— BEGIN —

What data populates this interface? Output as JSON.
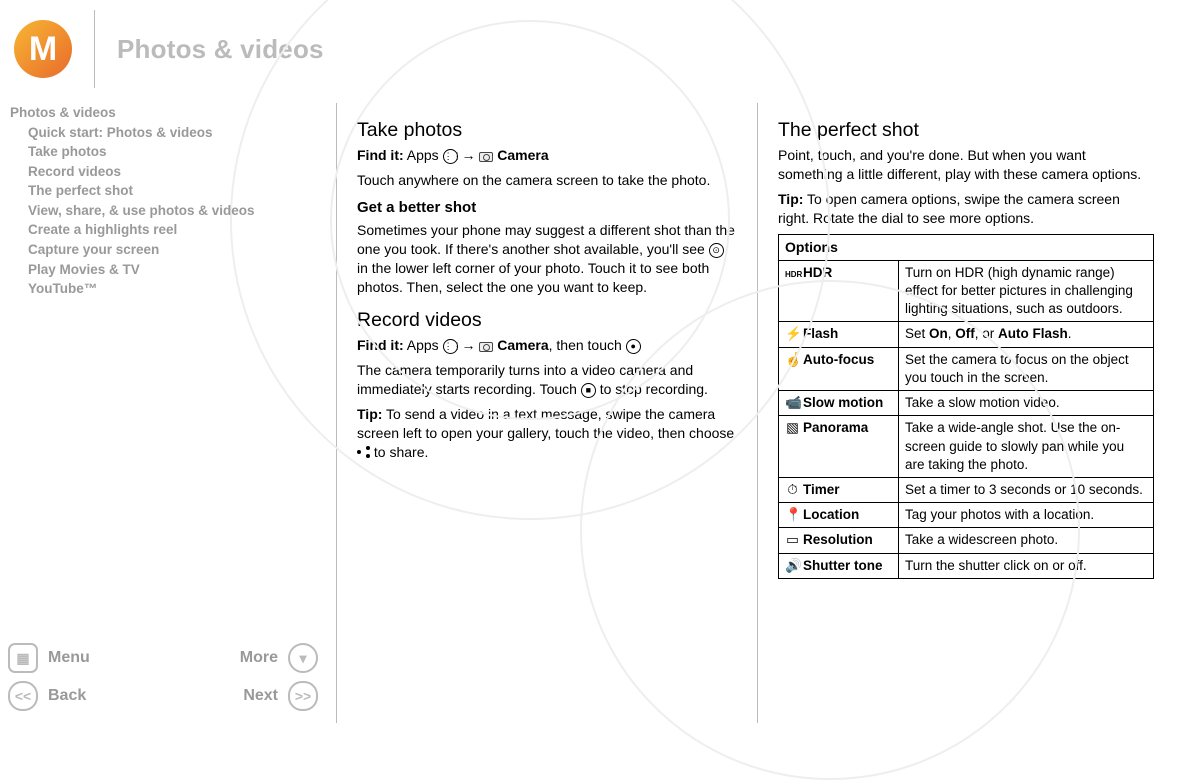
{
  "header": {
    "title": "Photos & videos",
    "logo_letter": "M"
  },
  "sidebar": {
    "head": "Photos & videos",
    "items": [
      "Quick start: Photos & videos",
      "Take photos",
      "Record videos",
      "The perfect shot",
      "View, share, & use photos & videos",
      "Create a highlights reel",
      "Capture your screen",
      "Play Movies & TV",
      "YouTube™"
    ]
  },
  "navbar": {
    "menu": "Menu",
    "more": "More",
    "back": "Back",
    "next": "Next"
  },
  "col1": {
    "h_take": "Take photos",
    "findit": "Find it:",
    "apps": " Apps ",
    "arrow": " → ",
    "camera": " Camera",
    "take_body": "Touch anywhere on the camera screen to take the photo.",
    "h_better": "Get a better shot",
    "better_body_a": "Sometimes your phone may suggest a different shot than the one you took. If there's another shot available, you'll see ",
    "better_body_b": " in the lower left corner of your photo. Touch it to see both photos. Then, select the one you want to keep.",
    "h_record": "Record videos",
    "record_then": ", then touch ",
    "record_body_a": "The camera temporarily turns into a video camera and immediately starts recording. Touch ",
    "record_body_b": " to stop recording.",
    "tip": "Tip:",
    "tip_body_a": " To send a video in a text message, swipe the camera screen left to open your gallery, touch the video, then choose ",
    "tip_body_b": " to share."
  },
  "col2": {
    "h_perfect": "The perfect shot",
    "perfect_body": "Point, touch, and you're done. But when you want something a little different, play with these camera options.",
    "tip": "Tip:",
    "tip_body": " To open camera options, swipe the camera screen right. Rotate the dial to see more options.",
    "table_header": "Options",
    "rows": [
      {
        "icon": "HDR",
        "name": "HDR",
        "desc": "Turn on HDR (high dynamic range) effect for better pictures in challenging lighting situations, such as outdoors."
      },
      {
        "icon": "⚡",
        "name": "Flash",
        "desc_pre": "Set ",
        "desc_b1": "On",
        "desc_mid1": ", ",
        "desc_b2": "Off",
        "desc_mid2": ", or ",
        "desc_b3": "Auto Flash",
        "desc_post": "."
      },
      {
        "icon": "☝",
        "name": "Auto-focus",
        "desc": "Set the camera to focus on the object you touch in the screen."
      },
      {
        "icon": "📹",
        "name": "Slow motion",
        "desc": "Take a slow motion video."
      },
      {
        "icon": "▧",
        "name": "Panorama",
        "desc": "Take a wide-angle shot. Use the on-screen guide to slowly pan while you are taking the photo."
      },
      {
        "icon": "⏱",
        "name": "Timer",
        "desc": "Set a timer to 3 seconds or 10 seconds."
      },
      {
        "icon": "📍",
        "name": "Location",
        "desc": "Tag your photos with a location."
      },
      {
        "icon": "▭",
        "name": "Resolution",
        "desc": "Take a widescreen photo."
      },
      {
        "icon": "🔊",
        "name": "Shutter tone",
        "desc": "Turn the shutter click on or off."
      }
    ]
  }
}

— END —

### Exercise prompt
Omit the pictures and give the material again, exactly and in full.

### Reply
What data populates this interface? Output as JSON.
{
  "header": {
    "title": "Photos & videos",
    "logo_letter": "M"
  },
  "sidebar": {
    "head": "Photos & videos",
    "items": [
      "Quick start: Photos & videos",
      "Take photos",
      "Record videos",
      "The perfect shot",
      "View, share, & use photos & videos",
      "Create a highlights reel",
      "Capture your screen",
      "Play Movies & TV",
      "YouTube™"
    ]
  },
  "navbar": {
    "menu": "Menu",
    "more": "More",
    "back": "Back",
    "next": "Next"
  },
  "col1": {
    "h_take": "Take photos",
    "findit": "Find it:",
    "apps": " Apps ",
    "arrow": " → ",
    "camera": " Camera",
    "take_body": "Touch anywhere on the camera screen to take the photo.",
    "h_better": "Get a better shot",
    "better_body_a": "Sometimes your phone may suggest a different shot than the one you took. If there's another shot available, you'll see ",
    "better_body_b": " in the lower left corner of your photo. Touch it to see both photos. Then, select the one you want to keep.",
    "h_record": "Record videos",
    "record_then": ", then touch ",
    "record_body_a": "The camera temporarily turns into a video camera and immediately starts recording. Touch ",
    "record_body_b": " to stop recording.",
    "tip": "Tip:",
    "tip_body_a": " To send a video in a text message, swipe the camera screen left to open your gallery, touch the video, then choose ",
    "tip_body_b": " to share."
  },
  "col2": {
    "h_perfect": "The perfect shot",
    "perfect_body": "Point, touch, and you're done. But when you want something a little different, play with these camera options.",
    "tip": "Tip:",
    "tip_body": " To open camera options, swipe the camera screen right. Rotate the dial to see more options.",
    "table_header": "Options",
    "rows": [
      {
        "icon": "HDR",
        "name": "HDR",
        "desc": "Turn on HDR (high dynamic range) effect for better pictures in challenging lighting situations, such as outdoors."
      },
      {
        "icon": "⚡",
        "name": "Flash",
        "desc_pre": "Set ",
        "desc_b1": "On",
        "desc_mid1": ", ",
        "desc_b2": "Off",
        "desc_mid2": ", or ",
        "desc_b3": "Auto Flash",
        "desc_post": "."
      },
      {
        "icon": "☝",
        "name": "Auto-focus",
        "desc": "Set the camera to focus on the object you touch in the screen."
      },
      {
        "icon": "📹",
        "name": "Slow motion",
        "desc": "Take a slow motion video."
      },
      {
        "icon": "▧",
        "name": "Panorama",
        "desc": "Take a wide-angle shot. Use the on-screen guide to slowly pan while you are taking the photo."
      },
      {
        "icon": "⏱",
        "name": "Timer",
        "desc": "Set a timer to 3 seconds or 10 seconds."
      },
      {
        "icon": "📍",
        "name": "Location",
        "desc": "Tag your photos with a location."
      },
      {
        "icon": "▭",
        "name": "Resolution",
        "desc": "Take a widescreen photo."
      },
      {
        "icon": "🔊",
        "name": "Shutter tone",
        "desc": "Turn the shutter click on or off."
      }
    ]
  }
}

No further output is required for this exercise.